THE EXERCISE: Reproduce the records below in their entirety, character for character.

EXTRACTED RECORDS:
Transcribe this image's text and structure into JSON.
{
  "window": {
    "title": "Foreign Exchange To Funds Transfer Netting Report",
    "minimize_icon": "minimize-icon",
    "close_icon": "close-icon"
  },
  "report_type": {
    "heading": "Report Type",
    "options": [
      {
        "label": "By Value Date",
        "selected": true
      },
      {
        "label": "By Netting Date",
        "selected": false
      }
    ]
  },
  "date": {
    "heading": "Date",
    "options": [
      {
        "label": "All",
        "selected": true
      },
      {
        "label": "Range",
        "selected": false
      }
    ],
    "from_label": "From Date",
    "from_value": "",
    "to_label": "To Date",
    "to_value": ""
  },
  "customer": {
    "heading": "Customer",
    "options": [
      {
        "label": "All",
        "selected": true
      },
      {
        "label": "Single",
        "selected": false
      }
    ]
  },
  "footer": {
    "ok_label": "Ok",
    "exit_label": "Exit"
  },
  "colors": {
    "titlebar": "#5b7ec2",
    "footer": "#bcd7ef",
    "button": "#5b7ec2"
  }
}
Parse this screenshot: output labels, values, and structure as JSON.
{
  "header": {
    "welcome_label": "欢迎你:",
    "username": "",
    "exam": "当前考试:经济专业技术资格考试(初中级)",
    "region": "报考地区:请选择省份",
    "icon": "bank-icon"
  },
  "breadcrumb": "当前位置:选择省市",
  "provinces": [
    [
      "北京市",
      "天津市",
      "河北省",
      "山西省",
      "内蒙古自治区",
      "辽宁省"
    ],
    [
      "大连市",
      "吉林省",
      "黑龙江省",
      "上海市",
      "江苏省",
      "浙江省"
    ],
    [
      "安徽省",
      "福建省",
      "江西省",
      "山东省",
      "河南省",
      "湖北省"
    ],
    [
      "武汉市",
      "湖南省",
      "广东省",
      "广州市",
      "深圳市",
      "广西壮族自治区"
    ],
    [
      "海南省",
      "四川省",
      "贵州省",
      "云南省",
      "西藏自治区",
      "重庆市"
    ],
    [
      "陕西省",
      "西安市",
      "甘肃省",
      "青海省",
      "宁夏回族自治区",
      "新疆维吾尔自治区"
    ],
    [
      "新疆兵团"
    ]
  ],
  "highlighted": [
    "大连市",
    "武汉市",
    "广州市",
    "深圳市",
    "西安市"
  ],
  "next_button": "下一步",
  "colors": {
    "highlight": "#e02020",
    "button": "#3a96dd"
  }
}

SOLUTION TO THIS EXERCISE:
Transcribe this image's text and structure into JSON.
{
  "window": {
    "title": "Foreign Exchange To Funds Transfer Netting Report",
    "minimize_icon": "minimize-icon",
    "close_icon": "close-icon"
  },
  "report_type": {
    "heading": "Report Type",
    "options": [
      {
        "label": "By Value Date",
        "selected": true
      },
      {
        "label": "By Netting Date",
        "selected": false
      }
    ]
  },
  "date": {
    "heading": "Date",
    "options": [
      {
        "label": "All",
        "selected": true
      },
      {
        "label": "Range",
        "selected": false
      }
    ],
    "from_label": "From Date",
    "from_value": "",
    "to_label": "To Date",
    "to_value": ""
  },
  "customer": {
    "heading": "Customer",
    "options": [
      {
        "label": "All",
        "selected": true
      },
      {
        "label": "Single",
        "selected": false
      }
    ]
  },
  "footer": {
    "ok_label": "Ok",
    "exit_label": "Exit"
  },
  "colors": {
    "titlebar": "#5b7ec2",
    "footer": "#bcd7ef",
    "button": "#5b7ec2"
  }
}
Parse this screenshot: output labels, values, and structure as JSON.
{
  "header": {
    "welcome_label": "欢迎你:",
    "username": "",
    "exam": "当前考试:经济专业技术资格考试(初中级)",
    "region": "报考地区:请选择省份",
    "icon": "bank-icon"
  },
  "breadcrumb": "当前位置:选择省市",
  "provinces": [
    [
      "北京市",
      "天津市",
      "河北省",
      "山西省",
      "内蒙古自治区",
      "辽宁省"
    ],
    [
      "大连市",
      "吉林省",
      "黑龙江省",
      "上海市",
      "江苏省",
      "浙江省"
    ],
    [
      "安徽省",
      "福建省",
      "江西省",
      "山东省",
      "河南省",
      "湖北省"
    ],
    [
      "武汉市",
      "湖南省",
      "广东省",
      "广州市",
      "深圳市",
      "广西壮族自治区"
    ],
    [
      "海南省",
      "四川省",
      "贵州省",
      "云南省",
      "西藏自治区",
      "重庆市"
    ],
    [
      "陕西省",
      "西安市",
      "甘肃省",
      "青海省",
      "宁夏回族自治区",
      "新疆维吾尔自治区"
    ],
    [
      "新疆兵团"
    ]
  ],
  "highlighted": [
    "大连市",
    "武汉市",
    "广州市",
    "深圳市",
    "西安市"
  ],
  "next_button": "下一步",
  "colors": {
    "highlight": "#e02020",
    "button": "#3a96dd"
  }
}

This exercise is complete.